[Requirements]: Format the lines from the first one through the line containing "slice-label: Phomopsis viticola: [44, 796, 360, 839]" as a Markdown table with the columns Row and Text, giving each line's row number and the line itself, with blank lines omitted.

[Extracted data]:
= = =
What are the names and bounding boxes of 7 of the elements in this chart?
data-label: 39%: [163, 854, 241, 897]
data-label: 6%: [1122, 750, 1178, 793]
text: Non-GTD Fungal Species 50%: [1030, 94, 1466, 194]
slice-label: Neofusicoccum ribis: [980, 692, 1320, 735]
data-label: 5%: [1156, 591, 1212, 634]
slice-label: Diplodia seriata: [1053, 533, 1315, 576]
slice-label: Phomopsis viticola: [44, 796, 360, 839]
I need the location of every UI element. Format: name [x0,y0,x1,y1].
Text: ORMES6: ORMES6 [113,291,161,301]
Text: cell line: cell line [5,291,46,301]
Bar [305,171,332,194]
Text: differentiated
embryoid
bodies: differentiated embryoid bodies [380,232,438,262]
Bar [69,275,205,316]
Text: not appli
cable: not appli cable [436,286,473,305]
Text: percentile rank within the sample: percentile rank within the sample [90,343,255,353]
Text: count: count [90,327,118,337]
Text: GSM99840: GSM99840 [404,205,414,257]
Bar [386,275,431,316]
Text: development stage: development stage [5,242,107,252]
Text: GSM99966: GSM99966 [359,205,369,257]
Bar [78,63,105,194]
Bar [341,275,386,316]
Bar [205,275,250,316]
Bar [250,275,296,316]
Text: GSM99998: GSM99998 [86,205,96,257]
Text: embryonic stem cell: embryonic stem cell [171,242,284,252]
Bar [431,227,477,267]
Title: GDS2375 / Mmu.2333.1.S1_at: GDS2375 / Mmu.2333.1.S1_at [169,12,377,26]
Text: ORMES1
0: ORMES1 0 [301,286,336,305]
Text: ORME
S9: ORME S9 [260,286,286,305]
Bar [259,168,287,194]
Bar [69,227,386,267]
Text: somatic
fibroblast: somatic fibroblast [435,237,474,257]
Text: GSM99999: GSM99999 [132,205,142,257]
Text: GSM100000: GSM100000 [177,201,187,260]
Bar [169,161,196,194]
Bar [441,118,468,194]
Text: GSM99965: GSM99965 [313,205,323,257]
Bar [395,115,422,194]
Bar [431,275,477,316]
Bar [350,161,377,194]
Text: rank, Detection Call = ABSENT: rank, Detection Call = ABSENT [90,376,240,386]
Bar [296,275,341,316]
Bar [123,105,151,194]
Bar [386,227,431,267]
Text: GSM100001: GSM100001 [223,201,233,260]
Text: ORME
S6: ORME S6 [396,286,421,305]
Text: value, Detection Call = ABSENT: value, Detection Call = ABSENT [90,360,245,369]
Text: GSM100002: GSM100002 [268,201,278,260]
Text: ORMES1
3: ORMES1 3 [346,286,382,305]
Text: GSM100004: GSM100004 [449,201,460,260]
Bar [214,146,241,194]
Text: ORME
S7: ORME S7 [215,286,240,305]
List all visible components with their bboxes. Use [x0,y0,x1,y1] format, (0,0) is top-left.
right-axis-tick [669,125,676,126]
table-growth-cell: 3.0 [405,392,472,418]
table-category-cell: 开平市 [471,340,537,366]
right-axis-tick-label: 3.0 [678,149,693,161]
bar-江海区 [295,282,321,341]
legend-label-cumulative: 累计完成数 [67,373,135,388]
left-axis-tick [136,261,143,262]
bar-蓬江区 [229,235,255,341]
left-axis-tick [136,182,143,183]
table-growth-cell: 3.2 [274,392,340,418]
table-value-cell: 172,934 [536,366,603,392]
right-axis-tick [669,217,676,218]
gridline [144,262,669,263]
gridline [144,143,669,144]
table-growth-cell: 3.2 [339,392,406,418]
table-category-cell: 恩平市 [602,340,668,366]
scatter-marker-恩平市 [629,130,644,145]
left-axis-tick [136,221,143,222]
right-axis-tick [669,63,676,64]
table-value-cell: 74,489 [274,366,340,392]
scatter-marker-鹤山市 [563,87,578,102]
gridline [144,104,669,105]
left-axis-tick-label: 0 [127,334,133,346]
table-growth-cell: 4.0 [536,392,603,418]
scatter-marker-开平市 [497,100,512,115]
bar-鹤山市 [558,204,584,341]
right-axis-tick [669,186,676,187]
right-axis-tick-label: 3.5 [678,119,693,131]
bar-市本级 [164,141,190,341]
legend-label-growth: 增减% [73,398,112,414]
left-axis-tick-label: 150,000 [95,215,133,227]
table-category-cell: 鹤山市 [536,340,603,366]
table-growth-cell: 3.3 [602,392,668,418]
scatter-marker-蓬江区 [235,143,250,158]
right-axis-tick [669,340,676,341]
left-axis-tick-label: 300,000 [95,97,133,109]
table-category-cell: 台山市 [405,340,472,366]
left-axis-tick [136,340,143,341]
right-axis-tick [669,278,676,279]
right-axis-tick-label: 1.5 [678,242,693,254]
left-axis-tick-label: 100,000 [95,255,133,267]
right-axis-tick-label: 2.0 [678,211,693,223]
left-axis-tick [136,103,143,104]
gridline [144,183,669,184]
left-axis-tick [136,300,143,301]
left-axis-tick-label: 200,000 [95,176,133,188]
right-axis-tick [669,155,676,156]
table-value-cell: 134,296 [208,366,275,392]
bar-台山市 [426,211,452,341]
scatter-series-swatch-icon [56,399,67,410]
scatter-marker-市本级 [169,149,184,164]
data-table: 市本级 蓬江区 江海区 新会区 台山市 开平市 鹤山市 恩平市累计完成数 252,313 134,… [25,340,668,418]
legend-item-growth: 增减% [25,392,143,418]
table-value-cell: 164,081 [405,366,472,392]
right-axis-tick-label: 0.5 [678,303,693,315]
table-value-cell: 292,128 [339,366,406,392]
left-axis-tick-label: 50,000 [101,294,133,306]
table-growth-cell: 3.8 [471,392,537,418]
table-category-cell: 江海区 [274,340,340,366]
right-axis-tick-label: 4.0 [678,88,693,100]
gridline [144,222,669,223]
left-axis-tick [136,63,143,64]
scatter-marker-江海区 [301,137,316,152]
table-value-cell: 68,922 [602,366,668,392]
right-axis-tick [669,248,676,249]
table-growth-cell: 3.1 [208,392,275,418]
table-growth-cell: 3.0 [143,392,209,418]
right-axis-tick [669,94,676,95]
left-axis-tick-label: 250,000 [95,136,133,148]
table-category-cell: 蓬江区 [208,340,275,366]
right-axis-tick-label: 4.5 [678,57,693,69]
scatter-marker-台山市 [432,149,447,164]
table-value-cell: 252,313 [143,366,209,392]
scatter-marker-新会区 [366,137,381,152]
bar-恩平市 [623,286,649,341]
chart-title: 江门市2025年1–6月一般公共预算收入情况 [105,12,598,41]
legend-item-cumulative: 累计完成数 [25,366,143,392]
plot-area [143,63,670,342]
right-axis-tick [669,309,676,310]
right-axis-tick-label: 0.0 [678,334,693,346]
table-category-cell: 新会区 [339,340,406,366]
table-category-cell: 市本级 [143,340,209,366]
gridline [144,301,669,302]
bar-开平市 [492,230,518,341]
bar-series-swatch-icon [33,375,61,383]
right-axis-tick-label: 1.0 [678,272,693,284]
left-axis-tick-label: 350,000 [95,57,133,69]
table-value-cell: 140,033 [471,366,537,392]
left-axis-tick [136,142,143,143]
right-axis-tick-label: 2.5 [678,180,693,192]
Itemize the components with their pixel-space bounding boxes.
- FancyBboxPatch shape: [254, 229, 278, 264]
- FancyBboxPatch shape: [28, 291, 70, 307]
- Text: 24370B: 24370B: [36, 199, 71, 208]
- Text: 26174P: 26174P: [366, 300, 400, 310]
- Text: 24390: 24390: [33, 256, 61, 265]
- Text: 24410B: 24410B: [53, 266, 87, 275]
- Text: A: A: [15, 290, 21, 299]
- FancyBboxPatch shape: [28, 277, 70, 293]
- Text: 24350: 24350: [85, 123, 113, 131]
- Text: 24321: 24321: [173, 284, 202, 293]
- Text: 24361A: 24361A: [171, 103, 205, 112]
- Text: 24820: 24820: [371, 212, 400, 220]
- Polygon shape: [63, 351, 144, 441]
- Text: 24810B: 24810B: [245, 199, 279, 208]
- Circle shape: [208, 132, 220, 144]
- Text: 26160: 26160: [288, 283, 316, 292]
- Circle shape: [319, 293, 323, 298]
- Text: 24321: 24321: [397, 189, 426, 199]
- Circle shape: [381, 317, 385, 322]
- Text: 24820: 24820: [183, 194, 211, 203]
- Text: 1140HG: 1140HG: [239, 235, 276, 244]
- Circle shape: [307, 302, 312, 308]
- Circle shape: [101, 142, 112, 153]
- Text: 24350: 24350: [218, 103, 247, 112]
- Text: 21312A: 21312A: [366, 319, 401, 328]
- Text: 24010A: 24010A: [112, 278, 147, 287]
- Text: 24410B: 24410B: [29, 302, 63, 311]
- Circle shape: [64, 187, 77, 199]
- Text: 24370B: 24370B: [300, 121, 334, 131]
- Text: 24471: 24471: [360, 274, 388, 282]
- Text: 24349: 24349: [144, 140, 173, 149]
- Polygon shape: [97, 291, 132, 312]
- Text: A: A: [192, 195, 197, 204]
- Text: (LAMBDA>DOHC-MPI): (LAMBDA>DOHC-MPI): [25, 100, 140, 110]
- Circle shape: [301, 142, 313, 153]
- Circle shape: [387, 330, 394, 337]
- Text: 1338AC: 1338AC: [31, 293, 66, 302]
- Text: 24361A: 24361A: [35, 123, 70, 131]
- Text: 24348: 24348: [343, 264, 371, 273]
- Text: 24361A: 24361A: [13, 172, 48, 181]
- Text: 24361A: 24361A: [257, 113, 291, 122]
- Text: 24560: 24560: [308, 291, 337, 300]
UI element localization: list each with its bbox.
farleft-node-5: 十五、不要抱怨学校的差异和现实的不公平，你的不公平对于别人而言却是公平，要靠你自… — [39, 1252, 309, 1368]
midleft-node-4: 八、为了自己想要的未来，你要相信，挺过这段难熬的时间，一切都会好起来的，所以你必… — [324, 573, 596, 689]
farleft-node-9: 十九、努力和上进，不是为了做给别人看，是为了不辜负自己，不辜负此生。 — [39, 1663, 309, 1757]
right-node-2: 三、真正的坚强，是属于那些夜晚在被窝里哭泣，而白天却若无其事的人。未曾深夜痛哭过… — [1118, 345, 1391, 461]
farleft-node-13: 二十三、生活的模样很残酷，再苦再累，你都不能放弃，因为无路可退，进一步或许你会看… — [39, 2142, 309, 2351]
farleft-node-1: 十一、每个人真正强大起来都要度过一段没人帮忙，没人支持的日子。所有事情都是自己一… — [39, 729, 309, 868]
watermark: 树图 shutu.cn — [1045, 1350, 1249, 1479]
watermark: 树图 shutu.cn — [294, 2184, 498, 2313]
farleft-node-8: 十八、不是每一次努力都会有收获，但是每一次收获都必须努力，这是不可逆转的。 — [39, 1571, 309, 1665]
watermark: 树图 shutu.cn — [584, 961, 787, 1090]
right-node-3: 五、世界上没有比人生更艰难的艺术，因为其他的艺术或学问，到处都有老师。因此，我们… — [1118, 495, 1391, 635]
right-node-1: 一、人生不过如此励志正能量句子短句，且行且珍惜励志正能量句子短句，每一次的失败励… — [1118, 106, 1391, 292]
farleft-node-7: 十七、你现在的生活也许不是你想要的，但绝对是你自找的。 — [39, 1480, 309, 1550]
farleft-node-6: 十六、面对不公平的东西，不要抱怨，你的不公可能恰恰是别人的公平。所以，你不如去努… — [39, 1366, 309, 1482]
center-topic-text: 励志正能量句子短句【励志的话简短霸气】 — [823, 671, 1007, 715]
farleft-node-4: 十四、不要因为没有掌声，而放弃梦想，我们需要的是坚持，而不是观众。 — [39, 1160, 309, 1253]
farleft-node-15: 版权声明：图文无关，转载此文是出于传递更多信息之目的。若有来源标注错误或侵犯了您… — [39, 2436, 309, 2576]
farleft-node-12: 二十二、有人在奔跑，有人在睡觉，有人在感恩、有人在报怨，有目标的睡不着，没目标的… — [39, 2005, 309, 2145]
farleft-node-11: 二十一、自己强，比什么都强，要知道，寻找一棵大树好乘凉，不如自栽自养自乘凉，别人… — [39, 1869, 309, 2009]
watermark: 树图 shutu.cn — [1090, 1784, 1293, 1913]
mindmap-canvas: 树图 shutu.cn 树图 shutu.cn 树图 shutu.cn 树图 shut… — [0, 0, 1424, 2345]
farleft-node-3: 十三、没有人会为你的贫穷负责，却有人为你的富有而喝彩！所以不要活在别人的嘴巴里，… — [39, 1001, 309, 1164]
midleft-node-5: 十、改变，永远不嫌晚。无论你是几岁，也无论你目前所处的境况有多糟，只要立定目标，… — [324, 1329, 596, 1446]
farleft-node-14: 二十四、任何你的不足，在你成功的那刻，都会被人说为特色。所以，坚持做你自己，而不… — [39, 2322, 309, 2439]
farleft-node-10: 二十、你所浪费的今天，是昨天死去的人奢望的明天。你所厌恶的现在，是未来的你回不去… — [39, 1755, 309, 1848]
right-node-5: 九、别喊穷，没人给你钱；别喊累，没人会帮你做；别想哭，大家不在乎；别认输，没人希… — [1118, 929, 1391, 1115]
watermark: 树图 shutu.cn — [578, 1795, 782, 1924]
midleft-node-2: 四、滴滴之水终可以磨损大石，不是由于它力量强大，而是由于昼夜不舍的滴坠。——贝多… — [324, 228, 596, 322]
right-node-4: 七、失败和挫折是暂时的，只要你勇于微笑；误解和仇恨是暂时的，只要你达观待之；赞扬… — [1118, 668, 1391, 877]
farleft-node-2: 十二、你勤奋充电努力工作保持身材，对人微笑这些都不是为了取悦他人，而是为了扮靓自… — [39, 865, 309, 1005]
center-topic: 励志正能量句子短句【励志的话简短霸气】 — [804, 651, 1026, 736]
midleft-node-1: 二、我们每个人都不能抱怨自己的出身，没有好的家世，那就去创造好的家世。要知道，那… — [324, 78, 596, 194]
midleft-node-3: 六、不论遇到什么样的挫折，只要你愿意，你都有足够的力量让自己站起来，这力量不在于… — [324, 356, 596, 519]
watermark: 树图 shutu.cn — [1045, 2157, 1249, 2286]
= = =
[Solution]:
| Row | Text |
|---|---|
| 1 | What are the names and bounding boxes of 7 of the elements in this chart? |
| 2 | data-label: 39%: [163, 854, 241, 897] |
| 3 | data-label: 6%: [1122, 750, 1178, 793] |
| 4 | text: Non-GTD Fungal Species 50%: [1030, 94, 1466, 194] |
| 5 | slice-label: Neofusicoccum ribis: [980, 692, 1320, 735] |
| 6 | data-label: 5%: [1156, 591, 1212, 634] |
| 7 | slice-label: Diplodia seriata: [1053, 533, 1315, 576] |
| 8 | slice-label: Phomopsis viticola: [44, 796, 360, 839] |